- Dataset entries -
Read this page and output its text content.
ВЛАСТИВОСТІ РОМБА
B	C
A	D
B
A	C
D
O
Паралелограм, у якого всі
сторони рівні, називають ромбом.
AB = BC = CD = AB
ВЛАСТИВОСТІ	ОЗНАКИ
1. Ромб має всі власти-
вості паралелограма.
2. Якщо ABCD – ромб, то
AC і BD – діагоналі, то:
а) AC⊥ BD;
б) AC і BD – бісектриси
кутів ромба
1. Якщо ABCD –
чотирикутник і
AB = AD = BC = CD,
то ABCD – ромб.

- Goal -
Lines containing the word "ВЛАСТИВОСТІ" must all be returned from the material above.

- Reply to the task -
ВЛАСТИВОСТІ РОМБА
ВЛАСТИВОСТІ	ОЗНАКИ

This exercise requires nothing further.